» **Given problem**
Copy out all lines where "logs" appears.

» **Records**
* Begin *

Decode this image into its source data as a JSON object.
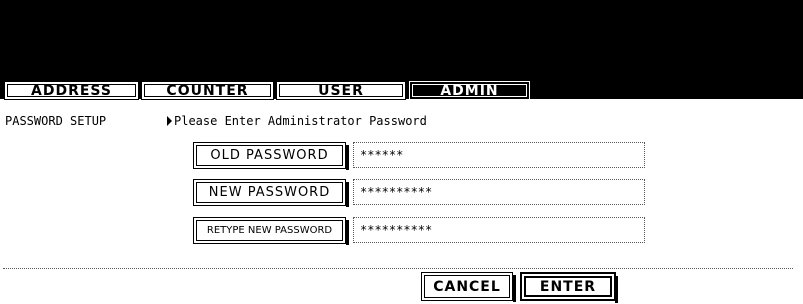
{
  "tabs": [
    {
      "label": "ADDRESS",
      "active": false
    },
    {
      "label": "COUNTER",
      "active": false
    },
    {
      "label": "USER",
      "active": false
    },
    {
      "label": "ADMIN",
      "active": true
    }
  ],
  "header": {
    "title": "PASSWORD SETUP",
    "message": "Please Enter Administrator Password"
  },
  "fields": [
    {
      "label": "OLD PASSWORD",
      "value": "******"
    },
    {
      "label": "NEW PASSWORD",
      "value": "**********"
    },
    {
      "label": "RETYPE NEW PASSWORD",
      "value": "**********"
    }
  ],
  "actions": {
    "cancel_label": "CANCEL",
    "enter_label": "ENTER"
  },
  "colors": {
    "background": "#ffffff",
    "foreground": "#000000"
  },
  "icons": {
    "message_marker": "triangle-right-icon"
  }
}
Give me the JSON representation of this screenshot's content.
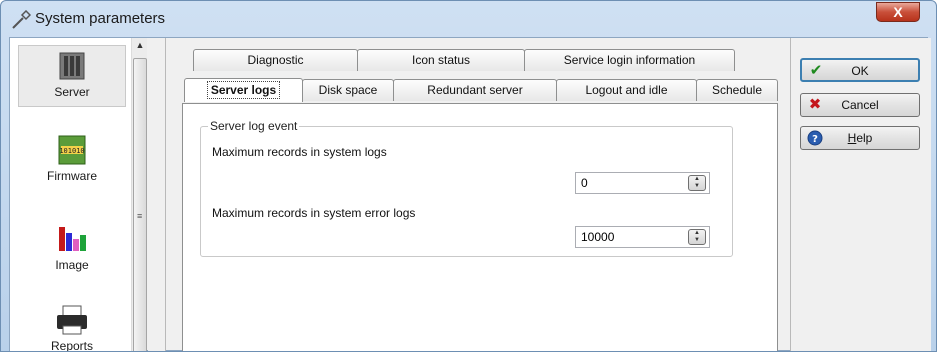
{
  "window": {
    "title": "System parameters",
    "close_label": "X"
  },
  "sidebar": {
    "items": [
      {
        "label": "Server",
        "icon": "server-icon"
      },
      {
        "label": "Firmware",
        "icon": "firmware-icon"
      },
      {
        "label": "Image",
        "icon": "image-icon"
      },
      {
        "label": "Reports",
        "icon": "printer-icon"
      }
    ]
  },
  "tabs": {
    "row_back": [
      "Diagnostic",
      "Icon status",
      "Service login information"
    ],
    "row_front": [
      "Server logs",
      "Disk space",
      "Redundant server",
      "Logout and idle",
      "Schedule"
    ],
    "active": "Server logs"
  },
  "panel": {
    "group_title": "Server log event",
    "fields": [
      {
        "label": "Maximum records in system logs",
        "value": "0"
      },
      {
        "label": "Maximum records in system error logs",
        "value": "10000"
      }
    ]
  },
  "buttons": {
    "ok": "OK",
    "cancel": "Cancel",
    "help_prefix": "H",
    "help_rest": "elp"
  },
  "colors": {
    "ok_check": "#1f8a1f",
    "cancel_x": "#c4161c",
    "help_circle": "#2a5db0"
  }
}
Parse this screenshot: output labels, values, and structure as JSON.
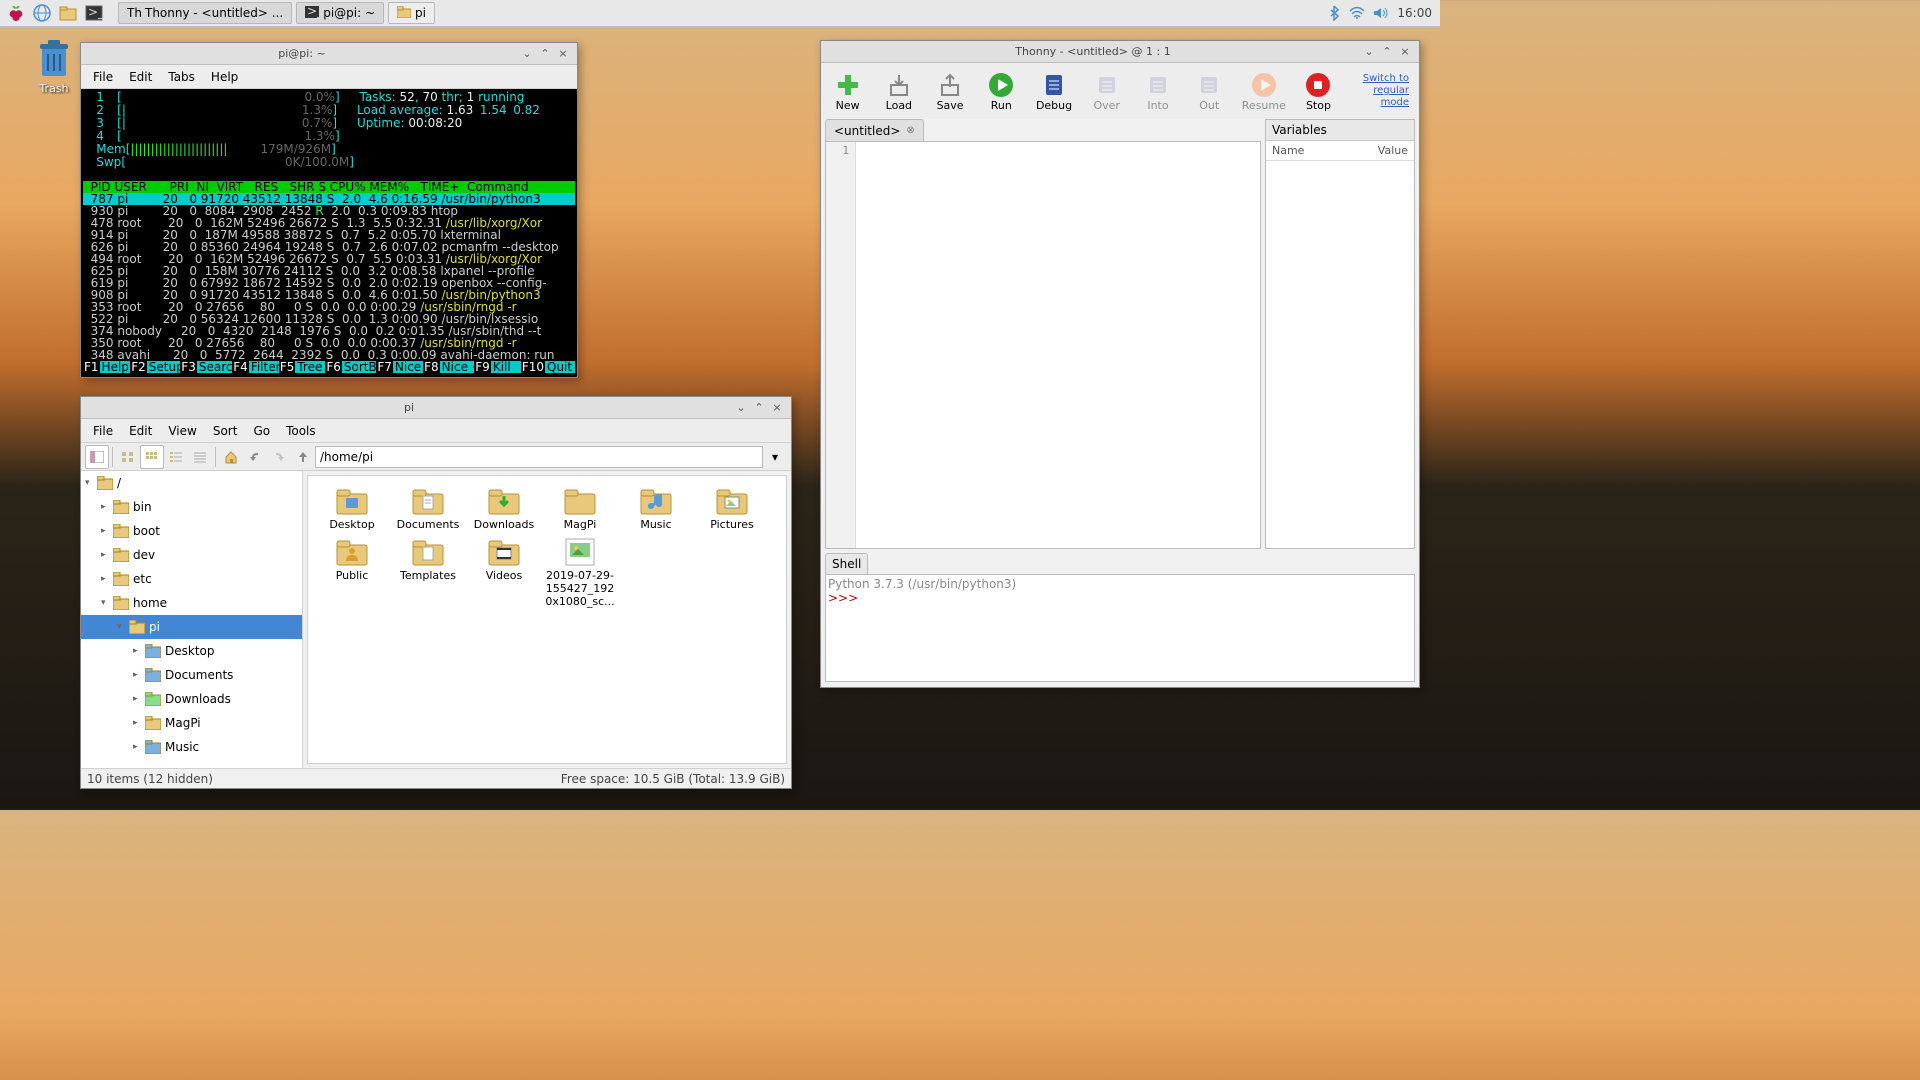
{
  "taskbar": {
    "apps": [
      {
        "label": "Thonny  -  <untitled>  ..."
      },
      {
        "label": "pi@pi: ~"
      },
      {
        "label": "pi"
      }
    ],
    "clock": "16:00"
  },
  "desktop": {
    "trash": "Trash"
  },
  "terminal": {
    "title": "pi@pi: ~",
    "menus": [
      "File",
      "Edit",
      "Tabs",
      "Help"
    ],
    "cpu_lines": [
      {
        "n": "1",
        "bar": "[",
        "pct": "0.0%",
        "close": "]"
      },
      {
        "n": "2",
        "bar": "[|",
        "pct": "1.3%",
        "close": "]"
      },
      {
        "n": "3",
        "bar": "[|",
        "pct": "0.7%",
        "close": "]"
      },
      {
        "n": "4",
        "bar": "[",
        "pct": "1.3%",
        "close": "]"
      }
    ],
    "mem": {
      "label": "Mem",
      "bar": "[||||||||||||||||||||||||",
      "val": "179M/926M",
      "close": "]"
    },
    "swp": {
      "label": "Swp",
      "bar": "[",
      "val": "0K/100.0M",
      "close": "]"
    },
    "tasks_line": "Tasks: 52, 70 thr; 1 running",
    "load_line": "Load average: 1.63 1.54 0.82",
    "uptime_line": "Uptime: 00:08:20",
    "header": "  PID USER      PRI  NI  VIRT   RES   SHR S CPU% MEM%   TIME+  Command",
    "rows": [
      {
        "sel": true,
        "pid": "787",
        "user": "pi",
        "pri": "20",
        "ni": "0",
        "virt": "91720",
        "res": "43512",
        "shr": "13848",
        "s": "S",
        "cpu": "2.0",
        "mem": "4.6",
        "time": "0:16.59",
        "cmd": "/usr/bin/python3"
      },
      {
        "pid": "930",
        "user": "pi",
        "pri": "20",
        "ni": "0",
        "virt": "8084",
        "res": "2908",
        "shr": "2452",
        "s": "R",
        "cpu": "2.0",
        "mem": "0.3",
        "time": "0:09.83",
        "cmd": "htop"
      },
      {
        "pid": "478",
        "user": "root",
        "pri": "20",
        "ni": "0",
        "virt": "162M",
        "res": "52496",
        "shr": "26672",
        "s": "S",
        "cpu": "1.3",
        "mem": "5.5",
        "time": "0:32.31",
        "cmd": "/usr/lib/xorg/Xor",
        "dim_cmd": true
      },
      {
        "pid": "914",
        "user": "pi",
        "pri": "20",
        "ni": "0",
        "virt": "187M",
        "res": "49588",
        "shr": "38872",
        "s": "S",
        "cpu": "0.7",
        "mem": "5.2",
        "time": "0:05.70",
        "cmd": "lxterminal"
      },
      {
        "pid": "626",
        "user": "pi",
        "pri": "20",
        "ni": "0",
        "virt": "85360",
        "res": "24964",
        "shr": "19248",
        "s": "S",
        "cpu": "0.7",
        "mem": "2.6",
        "time": "0:07.02",
        "cmd": "pcmanfm --desktop"
      },
      {
        "pid": "494",
        "user": "root",
        "pri": "20",
        "ni": "0",
        "virt": "162M",
        "res": "52496",
        "shr": "26672",
        "s": "S",
        "cpu": "0.7",
        "mem": "5.5",
        "time": "0:03.31",
        "cmd": "/usr/lib/xorg/Xor",
        "dim_cmd": true
      },
      {
        "pid": "625",
        "user": "pi",
        "pri": "20",
        "ni": "0",
        "virt": "158M",
        "res": "30776",
        "shr": "24112",
        "s": "S",
        "cpu": "0.0",
        "mem": "3.2",
        "time": "0:08.58",
        "cmd": "lxpanel --profile"
      },
      {
        "pid": "619",
        "user": "pi",
        "pri": "20",
        "ni": "0",
        "virt": "67992",
        "res": "18672",
        "shr": "14592",
        "s": "S",
        "cpu": "0.0",
        "mem": "2.0",
        "time": "0:02.19",
        "cmd": "openbox --config-"
      },
      {
        "pid": "908",
        "user": "pi",
        "pri": "20",
        "ni": "0",
        "virt": "91720",
        "res": "43512",
        "shr": "13848",
        "s": "S",
        "cpu": "0.0",
        "mem": "4.6",
        "time": "0:01.50",
        "cmd": "/usr/bin/python3",
        "dim_cmd": true
      },
      {
        "pid": "353",
        "user": "root",
        "pri": "20",
        "ni": "0",
        "virt": "27656",
        "res": "80",
        "shr": "0",
        "s": "S",
        "cpu": "0.0",
        "mem": "0.0",
        "time": "0:00.29",
        "cmd": "/usr/sbin/rngd -r",
        "dim_cmd": true
      },
      {
        "pid": "522",
        "user": "pi",
        "pri": "20",
        "ni": "0",
        "virt": "56324",
        "res": "12600",
        "shr": "11328",
        "s": "S",
        "cpu": "0.0",
        "mem": "1.3",
        "time": "0:00.90",
        "cmd": "/usr/bin/lxsessio"
      },
      {
        "pid": "374",
        "user": "nobody",
        "pri": "20",
        "ni": "0",
        "virt": "4320",
        "res": "2148",
        "shr": "1976",
        "s": "S",
        "cpu": "0.0",
        "mem": "0.2",
        "time": "0:01.35",
        "cmd": "/usr/sbin/thd --t"
      },
      {
        "pid": "350",
        "user": "root",
        "pri": "20",
        "ni": "0",
        "virt": "27656",
        "res": "80",
        "shr": "0",
        "s": "S",
        "cpu": "0.0",
        "mem": "0.0",
        "time": "0:00.37",
        "cmd": "/usr/sbin/rngd -r",
        "dim_cmd": true
      },
      {
        "pid": "348",
        "user": "avahi",
        "pri": "20",
        "ni": "0",
        "virt": "5772",
        "res": "2644",
        "shr": "2392",
        "s": "S",
        "cpu": "0.0",
        "mem": "0.3",
        "time": "0:00.09",
        "cmd": "avahi-daemon: run"
      }
    ],
    "fkeys": [
      {
        "k": "F1",
        "l": "Help"
      },
      {
        "k": "F2",
        "l": "Setup"
      },
      {
        "k": "F3",
        "l": "Search"
      },
      {
        "k": "F4",
        "l": "Filter"
      },
      {
        "k": "F5",
        "l": "Tree"
      },
      {
        "k": "F6",
        "l": "SortBy"
      },
      {
        "k": "F7",
        "l": "Nice -"
      },
      {
        "k": "F8",
        "l": "Nice +"
      },
      {
        "k": "F9",
        "l": "Kill"
      },
      {
        "k": "F10",
        "l": "Quit"
      }
    ]
  },
  "fm": {
    "title": "pi",
    "menus": [
      "File",
      "Edit",
      "View",
      "Sort",
      "Go",
      "Tools"
    ],
    "path": "/home/pi",
    "tree": [
      {
        "name": "/",
        "depth": 0,
        "exp": "▾"
      },
      {
        "name": "bin",
        "depth": 1,
        "exp": "▸"
      },
      {
        "name": "boot",
        "depth": 1,
        "exp": "▸"
      },
      {
        "name": "dev",
        "depth": 1,
        "exp": "▸"
      },
      {
        "name": "etc",
        "depth": 1,
        "exp": "▸"
      },
      {
        "name": "home",
        "depth": 1,
        "exp": "▾"
      },
      {
        "name": "pi",
        "depth": 2,
        "exp": "▾",
        "sel": true,
        "home": true
      },
      {
        "name": "Desktop",
        "depth": 3,
        "exp": "▸",
        "blue": true
      },
      {
        "name": "Documents",
        "depth": 3,
        "exp": "▸",
        "blue": true
      },
      {
        "name": "Downloads",
        "depth": 3,
        "exp": "▸",
        "green": true
      },
      {
        "name": "MagPi",
        "depth": 3,
        "exp": "▸"
      },
      {
        "name": "Music",
        "depth": 3,
        "exp": "▸",
        "blue": true
      }
    ],
    "icons": [
      {
        "name": "Desktop",
        "t": "folder-blue"
      },
      {
        "name": "Documents",
        "t": "folder-doc"
      },
      {
        "name": "Downloads",
        "t": "folder-dl"
      },
      {
        "name": "MagPi",
        "t": "folder"
      },
      {
        "name": "Music",
        "t": "folder-music"
      },
      {
        "name": "Pictures",
        "t": "folder-pic"
      },
      {
        "name": "Public",
        "t": "folder-pub"
      },
      {
        "name": "Templates",
        "t": "folder-tpl"
      },
      {
        "name": "Videos",
        "t": "folder-vid"
      },
      {
        "name": "2019-07-29-155427_1920x1080_sc...",
        "t": "image"
      }
    ],
    "status_left": "10 items (12 hidden)",
    "status_right": "Free space: 10.5 GiB (Total: 13.9 GiB)"
  },
  "thonny": {
    "title": "Thonny  -  <untitled>  @  1 : 1",
    "tools": [
      {
        "l": "New",
        "c": "#4b4"
      },
      {
        "l": "Load",
        "c": "#888"
      },
      {
        "l": "Save",
        "c": "#888"
      },
      {
        "l": "Run",
        "c": "#3a3"
      },
      {
        "l": "Debug",
        "c": "#35a"
      },
      {
        "l": "Over",
        "c": "#aac",
        "d": true
      },
      {
        "l": "Into",
        "c": "#aac",
        "d": true
      },
      {
        "l": "Out",
        "c": "#aac",
        "d": true
      },
      {
        "l": "Resume",
        "c": "#f84",
        "d": true
      },
      {
        "l": "Stop",
        "c": "#d22"
      }
    ],
    "link": "Switch to\nregular mode",
    "tab": "<untitled>",
    "gutter_line": "1",
    "vars_title": "Variables",
    "vars_cols": [
      "Name",
      "Value"
    ],
    "shell_title": "Shell",
    "shell_line": "Python 3.7.3 (/usr/bin/python3)",
    "shell_prompt": ">>>"
  }
}
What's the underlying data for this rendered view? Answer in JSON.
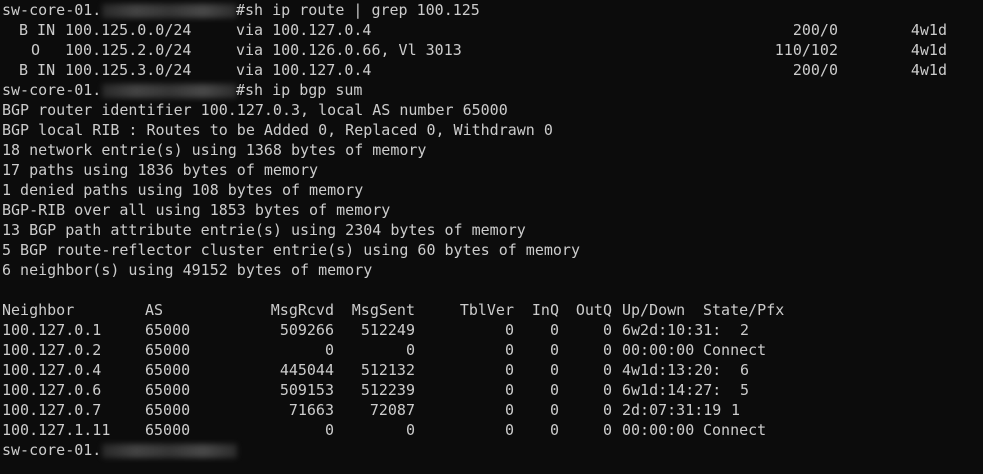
{
  "prompt": {
    "host": "sw-core-01."
  },
  "commands": {
    "route": "#sh ip route | grep 100.125",
    "bgp": "#sh ip bgp sum"
  },
  "routes": [
    {
      "code": "B IN",
      "prefix": "100.125.0.0/24",
      "via": "via 100.127.0.4",
      "metric": "200/0",
      "age": "4w1d"
    },
    {
      "code": "O",
      "prefix": "100.125.2.0/24",
      "via": "via 100.126.0.66, Vl 3013",
      "metric": "110/102",
      "age": "4w1d"
    },
    {
      "code": "B IN",
      "prefix": "100.125.3.0/24",
      "via": "via 100.127.0.4",
      "metric": "200/0",
      "age": "4w1d"
    }
  ],
  "summary": [
    "BGP router identifier 100.127.0.3, local AS number 65000",
    "BGP local RIB : Routes to be Added 0, Replaced 0, Withdrawn 0",
    "18 network entrie(s) using 1368 bytes of memory",
    "17 paths using 1836 bytes of memory",
    "1 denied paths using 108 bytes of memory",
    "BGP-RIB over all using 1853 bytes of memory",
    "13 BGP path attribute entrie(s) using 2304 bytes of memory",
    "5 BGP route-reflector cluster entrie(s) using 60 bytes of memory",
    "6 neighbor(s) using 49152 bytes of memory"
  ],
  "neighbor_table": {
    "headers": {
      "neighbor": "Neighbor",
      "as": "AS",
      "rcvd": "MsgRcvd",
      "sent": "MsgSent",
      "tblver": "TblVer",
      "inq": "InQ",
      "outq": "OutQ",
      "updown": "Up/Down",
      "state": "State/Pfx"
    },
    "rows": [
      {
        "neighbor": "100.127.0.1",
        "as": "65000",
        "rcvd": "509266",
        "sent": "512249",
        "tblver": "0",
        "inq": "0",
        "outq": "0",
        "updown": "6w2d:10:31:",
        "state": "2"
      },
      {
        "neighbor": "100.127.0.2",
        "as": "65000",
        "rcvd": "0",
        "sent": "0",
        "tblver": "0",
        "inq": "0",
        "outq": "0",
        "updown": "00:00:00",
        "state": "Connect"
      },
      {
        "neighbor": "100.127.0.4",
        "as": "65000",
        "rcvd": "445044",
        "sent": "512132",
        "tblver": "0",
        "inq": "0",
        "outq": "0",
        "updown": "4w1d:13:20:",
        "state": "6"
      },
      {
        "neighbor": "100.127.0.6",
        "as": "65000",
        "rcvd": "509153",
        "sent": "512239",
        "tblver": "0",
        "inq": "0",
        "outq": "0",
        "updown": "6w1d:14:27:",
        "state": "5"
      },
      {
        "neighbor": "100.127.0.7",
        "as": "65000",
        "rcvd": "71663",
        "sent": "72087",
        "tblver": "0",
        "inq": "0",
        "outq": "0",
        "updown": "2d:07:31:19",
        "state": "1"
      },
      {
        "neighbor": "100.127.1.11",
        "as": "65000",
        "rcvd": "0",
        "sent": "0",
        "tblver": "0",
        "inq": "0",
        "outq": "0",
        "updown": "00:00:00",
        "state": "Connect"
      }
    ]
  },
  "colors": {
    "background": "#0c0c0c",
    "foreground": "#cccccc"
  }
}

* End *

» **Complete output**
      "Server logs",
    "active": "Server logs"
        "label": "Maximum records in system logs",
        "label": "Maximum records in system error logs",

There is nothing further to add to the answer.